+++ Passage +++

Chapter 4 Reproducibility

by Jade Benjamin-Chung

Our lab adopts the following practices to maximize the reproducibility of our work.

Design studies with appropriate methodology and adherence to best practices in epidemiology and biostatistics
Register study protocols
Write and register pre-analysis plans
Create reproducible workflows
Process and analyze data with internal replication and masking
Use reporting checklists with manuscripts
Publish preprints
Publish data (when possible) and replication scripts

4.1 What is the reproducibility crisis?

In the past decade, an increasing number of studies have found that published study findings could not be reproduced. Researchers found that it was not possible to reproduce estimates from published studies: 1) with the same data and same or similar code and 2) with newly collected data using the same (or similar) study design. These “failures” of reproducibility were frequent enough and broad enough in scope, occurring across a range of disciplines (epidemiology, psychology, economics, and others) to be deeply troubling. Program and policy decisions based on erroneous research findings could lead to wasted resources, and at worst, could harm intended beneficiaries. This crisis has motivated new practices in reproducibility, transparency, and openness. Our lab is committed to adopting these best practices, and much of the remainder of the lab manual focuses on how to do so.

+++

**Directive:**
Set down word for word the part of the reproducibility passage that opens with the words "by Jade Benjamin-Chung" and closes with "the reproducibility crisis?". The lines that come next have nothing to do with the reproducibility passage.

+++ Data lines +++

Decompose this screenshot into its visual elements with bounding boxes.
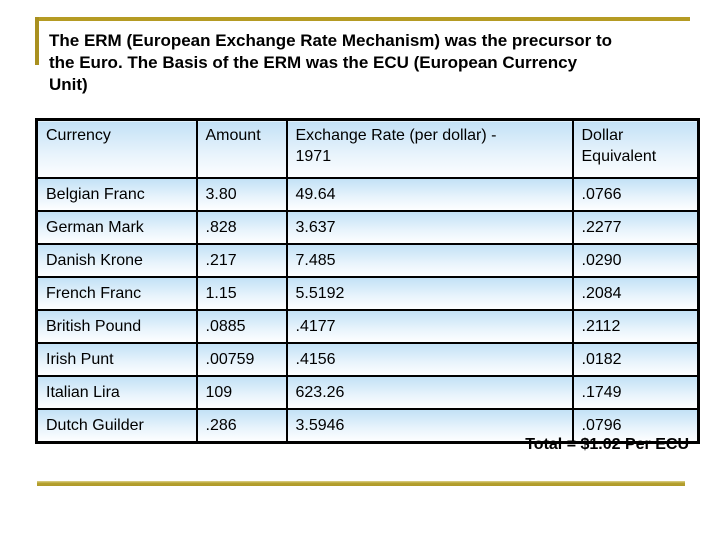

+++

**Output:**
by Jade Benjamin-Chung

Our lab adopts the following practices to maximize the reproducibility of our work.

Design studies with appropriate methodology and adherence to best practices in epidemiology and biostatistics
Register study protocols
Write and register pre-analysis plans
Create reproducible workflows
Process and analyze data with internal replication and masking
Use reporting checklists with manuscripts
Publish preprints
Publish data (when possible) and replication scripts

4.1 What is the reproducibility crisis?